• Directive
Copy each of the rows below, reproducing every character without change.

:: Given data ::

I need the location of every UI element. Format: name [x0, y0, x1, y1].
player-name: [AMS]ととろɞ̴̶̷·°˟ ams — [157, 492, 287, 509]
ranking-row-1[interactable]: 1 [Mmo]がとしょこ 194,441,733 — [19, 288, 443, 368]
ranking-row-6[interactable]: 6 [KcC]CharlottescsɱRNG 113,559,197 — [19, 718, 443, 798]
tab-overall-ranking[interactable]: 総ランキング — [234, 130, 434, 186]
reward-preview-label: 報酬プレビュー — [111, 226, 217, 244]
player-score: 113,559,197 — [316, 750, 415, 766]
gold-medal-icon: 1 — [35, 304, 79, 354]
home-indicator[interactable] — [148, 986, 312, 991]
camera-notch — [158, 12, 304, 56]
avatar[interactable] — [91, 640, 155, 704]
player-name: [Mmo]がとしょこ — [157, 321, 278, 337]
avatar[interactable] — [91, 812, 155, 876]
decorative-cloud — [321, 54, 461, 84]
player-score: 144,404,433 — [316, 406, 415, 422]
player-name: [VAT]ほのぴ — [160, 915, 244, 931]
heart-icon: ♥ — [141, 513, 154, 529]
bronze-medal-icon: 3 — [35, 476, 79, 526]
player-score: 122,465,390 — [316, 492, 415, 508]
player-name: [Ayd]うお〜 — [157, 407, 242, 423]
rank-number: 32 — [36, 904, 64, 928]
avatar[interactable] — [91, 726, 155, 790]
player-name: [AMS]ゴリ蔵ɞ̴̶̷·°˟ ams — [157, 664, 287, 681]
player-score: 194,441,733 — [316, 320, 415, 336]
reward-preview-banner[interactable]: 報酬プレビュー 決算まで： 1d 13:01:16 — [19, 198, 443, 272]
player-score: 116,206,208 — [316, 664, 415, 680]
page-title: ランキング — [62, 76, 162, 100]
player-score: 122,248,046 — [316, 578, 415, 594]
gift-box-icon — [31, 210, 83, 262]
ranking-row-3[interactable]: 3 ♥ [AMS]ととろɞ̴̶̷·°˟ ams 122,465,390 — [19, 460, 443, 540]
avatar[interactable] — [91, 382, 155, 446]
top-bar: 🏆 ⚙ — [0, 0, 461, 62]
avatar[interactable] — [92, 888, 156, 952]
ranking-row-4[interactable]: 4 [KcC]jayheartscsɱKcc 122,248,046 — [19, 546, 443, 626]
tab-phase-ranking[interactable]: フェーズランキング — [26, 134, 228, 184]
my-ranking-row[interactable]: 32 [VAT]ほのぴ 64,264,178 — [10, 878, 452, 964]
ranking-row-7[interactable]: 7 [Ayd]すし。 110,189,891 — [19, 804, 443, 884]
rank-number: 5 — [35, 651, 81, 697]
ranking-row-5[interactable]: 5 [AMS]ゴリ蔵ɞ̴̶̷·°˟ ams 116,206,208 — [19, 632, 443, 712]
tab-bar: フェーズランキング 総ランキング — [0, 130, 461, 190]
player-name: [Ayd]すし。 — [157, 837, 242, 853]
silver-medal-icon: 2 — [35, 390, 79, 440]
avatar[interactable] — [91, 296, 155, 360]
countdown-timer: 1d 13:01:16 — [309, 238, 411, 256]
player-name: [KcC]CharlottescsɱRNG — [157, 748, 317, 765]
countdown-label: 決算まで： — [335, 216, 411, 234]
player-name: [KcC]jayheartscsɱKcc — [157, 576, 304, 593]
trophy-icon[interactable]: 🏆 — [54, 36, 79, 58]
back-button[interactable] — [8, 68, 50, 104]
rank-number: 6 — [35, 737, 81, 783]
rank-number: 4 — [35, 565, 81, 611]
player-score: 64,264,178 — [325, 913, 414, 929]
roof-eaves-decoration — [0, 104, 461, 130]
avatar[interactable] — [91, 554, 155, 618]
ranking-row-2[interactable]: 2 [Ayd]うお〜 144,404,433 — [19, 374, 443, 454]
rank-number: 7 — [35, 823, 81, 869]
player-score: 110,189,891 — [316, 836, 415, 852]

:::

• Exercise response
I need the location of every UI element. Format: name [x0, y0, x1, y1].
player-name: [AMS]ととろɞ̴̶̷·°˟ ams — [157, 492, 287, 509]
ranking-row-1[interactable]: 1 [Mmo]がとしょこ 194,441,733 — [19, 288, 443, 368]
ranking-row-6[interactable]: 6 [KcC]CharlottescsɱRNG 113,559,197 — [19, 718, 443, 798]
tab-overall-ranking[interactable]: 総ランキング — [234, 130, 434, 186]
reward-preview-label: 報酬プレビュー — [111, 226, 217, 244]
player-score: 113,559,197 — [316, 750, 415, 766]
gold-medal-icon: 1 — [35, 304, 79, 354]
home-indicator[interactable] — [148, 986, 312, 991]
camera-notch — [158, 12, 304, 56]
avatar[interactable] — [91, 640, 155, 704]
player-name: [Mmo]がとしょこ — [157, 321, 278, 337]
avatar[interactable] — [91, 812, 155, 876]
decorative-cloud — [321, 54, 461, 84]
player-score: 144,404,433 — [316, 406, 415, 422]
player-name: [VAT]ほのぴ — [160, 915, 244, 931]
heart-icon: ♥ — [141, 513, 154, 529]
bronze-medal-icon: 3 — [35, 476, 79, 526]
player-score: 122,465,390 — [316, 492, 415, 508]
player-name: [Ayd]うお〜 — [157, 407, 242, 423]
rank-number: 32 — [36, 904, 64, 928]
avatar[interactable] — [91, 726, 155, 790]
player-name: [AMS]ゴリ蔵ɞ̴̶̷·°˟ ams — [157, 664, 287, 681]
player-score: 194,441,733 — [316, 320, 415, 336]
reward-preview-banner[interactable]: 報酬プレビュー 決算まで： 1d 13:01:16 — [19, 198, 443, 272]
player-score: 116,206,208 — [316, 664, 415, 680]
page-title: ランキング — [62, 76, 162, 100]
player-score: 122,248,046 — [316, 578, 415, 594]
gift-box-icon — [31, 210, 83, 262]
ranking-row-3[interactable]: 3 ♥ [AMS]ととろɞ̴̶̷·°˟ ams 122,465,390 — [19, 460, 443, 540]
avatar[interactable] — [91, 382, 155, 446]
top-bar: 🏆 ⚙ — [0, 0, 461, 62]
avatar[interactable] — [92, 888, 156, 952]
ranking-row-4[interactable]: 4 [KcC]jayheartscsɱKcc 122,248,046 — [19, 546, 443, 626]
tab-phase-ranking[interactable]: フェーズランキング — [26, 134, 228, 184]
my-ranking-row[interactable]: 32 [VAT]ほのぴ 64,264,178 — [10, 878, 452, 964]
ranking-row-7[interactable]: 7 [Ayd]すし。 110,189,891 — [19, 804, 443, 884]
rank-number: 5 — [35, 651, 81, 697]
ranking-row-5[interactable]: 5 [AMS]ゴリ蔵ɞ̴̶̷·°˟ ams 116,206,208 — [19, 632, 443, 712]
tab-bar: フェーズランキング 総ランキング — [0, 130, 461, 190]
player-name: [Ayd]すし。 — [157, 837, 242, 853]
silver-medal-icon: 2 — [35, 390, 79, 440]
avatar[interactable] — [91, 296, 155, 360]
countdown-timer: 1d 13:01:16 — [309, 238, 411, 256]
player-name: [KcC]CharlottescsɱRNG — [157, 748, 317, 765]
countdown-label: 決算まで： — [335, 216, 411, 234]
player-name: [KcC]jayheartscsɱKcc — [157, 576, 304, 593]
trophy-icon[interactable]: 🏆 — [54, 36, 79, 58]
back-button[interactable] — [8, 68, 50, 104]
rank-number: 6 — [35, 737, 81, 783]
rank-number: 4 — [35, 565, 81, 611]
player-score: 64,264,178 — [325, 913, 414, 929]
roof-eaves-decoration — [0, 104, 461, 130]
avatar[interactable] — [91, 554, 155, 618]
ranking-row-2[interactable]: 2 [Ayd]うお〜 144,404,433 — [19, 374, 443, 454]
rank-number: 7 — [35, 823, 81, 869]
player-score: 110,189,891 — [316, 836, 415, 852]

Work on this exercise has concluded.